[SHORT PROBLEM]: Reproduce the records below exactly as given.

[SUPPLIED RECORDS]:
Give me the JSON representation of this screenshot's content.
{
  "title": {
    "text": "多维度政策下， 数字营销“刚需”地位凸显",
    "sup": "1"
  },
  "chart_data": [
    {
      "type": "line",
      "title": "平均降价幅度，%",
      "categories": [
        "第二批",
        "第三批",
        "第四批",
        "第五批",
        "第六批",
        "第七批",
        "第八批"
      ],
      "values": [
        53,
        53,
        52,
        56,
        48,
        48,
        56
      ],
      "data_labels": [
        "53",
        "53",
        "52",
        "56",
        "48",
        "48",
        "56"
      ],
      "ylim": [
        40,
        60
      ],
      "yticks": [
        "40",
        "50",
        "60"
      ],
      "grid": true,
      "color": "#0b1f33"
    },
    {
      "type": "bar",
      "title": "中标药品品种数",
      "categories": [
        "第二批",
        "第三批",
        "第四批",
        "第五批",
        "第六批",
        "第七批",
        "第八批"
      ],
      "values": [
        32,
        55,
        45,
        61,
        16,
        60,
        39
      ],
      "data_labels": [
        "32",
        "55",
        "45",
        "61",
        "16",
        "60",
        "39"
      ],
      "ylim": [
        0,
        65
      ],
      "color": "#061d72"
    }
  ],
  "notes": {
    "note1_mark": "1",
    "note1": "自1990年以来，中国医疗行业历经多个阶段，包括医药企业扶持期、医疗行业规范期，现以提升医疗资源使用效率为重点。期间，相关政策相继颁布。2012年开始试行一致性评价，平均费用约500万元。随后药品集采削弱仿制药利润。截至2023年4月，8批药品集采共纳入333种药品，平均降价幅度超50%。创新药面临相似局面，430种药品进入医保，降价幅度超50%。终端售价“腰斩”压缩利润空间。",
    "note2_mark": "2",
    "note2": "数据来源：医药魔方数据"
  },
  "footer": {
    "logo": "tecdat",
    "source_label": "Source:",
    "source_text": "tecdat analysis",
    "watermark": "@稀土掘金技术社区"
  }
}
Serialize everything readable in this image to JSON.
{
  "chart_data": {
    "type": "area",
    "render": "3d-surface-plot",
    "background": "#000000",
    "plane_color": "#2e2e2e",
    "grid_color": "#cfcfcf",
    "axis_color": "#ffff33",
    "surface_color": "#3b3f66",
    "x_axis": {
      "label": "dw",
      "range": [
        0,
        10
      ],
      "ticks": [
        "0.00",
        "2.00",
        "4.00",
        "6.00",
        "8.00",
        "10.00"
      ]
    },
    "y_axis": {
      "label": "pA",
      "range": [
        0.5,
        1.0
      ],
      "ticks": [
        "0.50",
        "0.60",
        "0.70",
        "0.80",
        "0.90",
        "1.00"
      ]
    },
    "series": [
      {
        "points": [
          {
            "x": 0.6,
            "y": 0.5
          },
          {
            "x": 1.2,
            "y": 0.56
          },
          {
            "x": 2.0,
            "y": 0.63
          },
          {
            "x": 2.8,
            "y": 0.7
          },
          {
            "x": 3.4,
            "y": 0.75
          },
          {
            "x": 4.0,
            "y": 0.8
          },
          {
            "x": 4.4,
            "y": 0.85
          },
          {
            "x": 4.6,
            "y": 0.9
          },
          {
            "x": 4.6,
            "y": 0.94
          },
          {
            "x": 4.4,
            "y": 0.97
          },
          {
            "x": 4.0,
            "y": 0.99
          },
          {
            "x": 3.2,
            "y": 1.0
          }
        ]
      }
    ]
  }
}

[WRITTEN RESPONSE]:
Give me the JSON representation of this screenshot's content.
{
  "title": {
    "text": "多维度政策下， 数字营销“刚需”地位凸显",
    "sup": "1"
  },
  "chart_data": [
    {
      "type": "line",
      "title": "平均降价幅度，%",
      "categories": [
        "第二批",
        "第三批",
        "第四批",
        "第五批",
        "第六批",
        "第七批",
        "第八批"
      ],
      "values": [
        53,
        53,
        52,
        56,
        48,
        48,
        56
      ],
      "data_labels": [
        "53",
        "53",
        "52",
        "56",
        "48",
        "48",
        "56"
      ],
      "ylim": [
        40,
        60
      ],
      "yticks": [
        "40",
        "50",
        "60"
      ],
      "grid": true,
      "color": "#0b1f33"
    },
    {
      "type": "bar",
      "title": "中标药品品种数",
      "categories": [
        "第二批",
        "第三批",
        "第四批",
        "第五批",
        "第六批",
        "第七批",
        "第八批"
      ],
      "values": [
        32,
        55,
        45,
        61,
        16,
        60,
        39
      ],
      "data_labels": [
        "32",
        "55",
        "45",
        "61",
        "16",
        "60",
        "39"
      ],
      "ylim": [
        0,
        65
      ],
      "color": "#061d72"
    }
  ],
  "notes": {
    "note1_mark": "1",
    "note1": "自1990年以来，中国医疗行业历经多个阶段，包括医药企业扶持期、医疗行业规范期，现以提升医疗资源使用效率为重点。期间，相关政策相继颁布。2012年开始试行一致性评价，平均费用约500万元。随后药品集采削弱仿制药利润。截至2023年4月，8批药品集采共纳入333种药品，平均降价幅度超50%。创新药面临相似局面，430种药品进入医保，降价幅度超50%。终端售价“腰斩”压缩利润空间。",
    "note2_mark": "2",
    "note2": "数据来源：医药魔方数据"
  },
  "footer": {
    "logo": "tecdat",
    "source_label": "Source:",
    "source_text": "tecdat analysis",
    "watermark": "@稀土掘金技术社区"
  }
}
Serialize everything readable in this image to JSON.
{
  "chart_data": {
    "type": "area",
    "render": "3d-surface-plot",
    "background": "#000000",
    "plane_color": "#2e2e2e",
    "grid_color": "#cfcfcf",
    "axis_color": "#ffff33",
    "surface_color": "#3b3f66",
    "x_axis": {
      "label": "dw",
      "range": [
        0,
        10
      ],
      "ticks": [
        "0.00",
        "2.00",
        "4.00",
        "6.00",
        "8.00",
        "10.00"
      ]
    },
    "y_axis": {
      "label": "pA",
      "range": [
        0.5,
        1.0
      ],
      "ticks": [
        "0.50",
        "0.60",
        "0.70",
        "0.80",
        "0.90",
        "1.00"
      ]
    },
    "series": [
      {
        "points": [
          {
            "x": 0.6,
            "y": 0.5
          },
          {
            "x": 1.2,
            "y": 0.56
          },
          {
            "x": 2.0,
            "y": 0.63
          },
          {
            "x": 2.8,
            "y": 0.7
          },
          {
            "x": 3.4,
            "y": 0.75
          },
          {
            "x": 4.0,
            "y": 0.8
          },
          {
            "x": 4.4,
            "y": 0.85
          },
          {
            "x": 4.6,
            "y": 0.9
          },
          {
            "x": 4.6,
            "y": 0.94
          },
          {
            "x": 4.4,
            "y": 0.97
          },
          {
            "x": 4.0,
            "y": 0.99
          },
          {
            "x": 3.2,
            "y": 1.0
          }
        ]
      }
    ]
  }
}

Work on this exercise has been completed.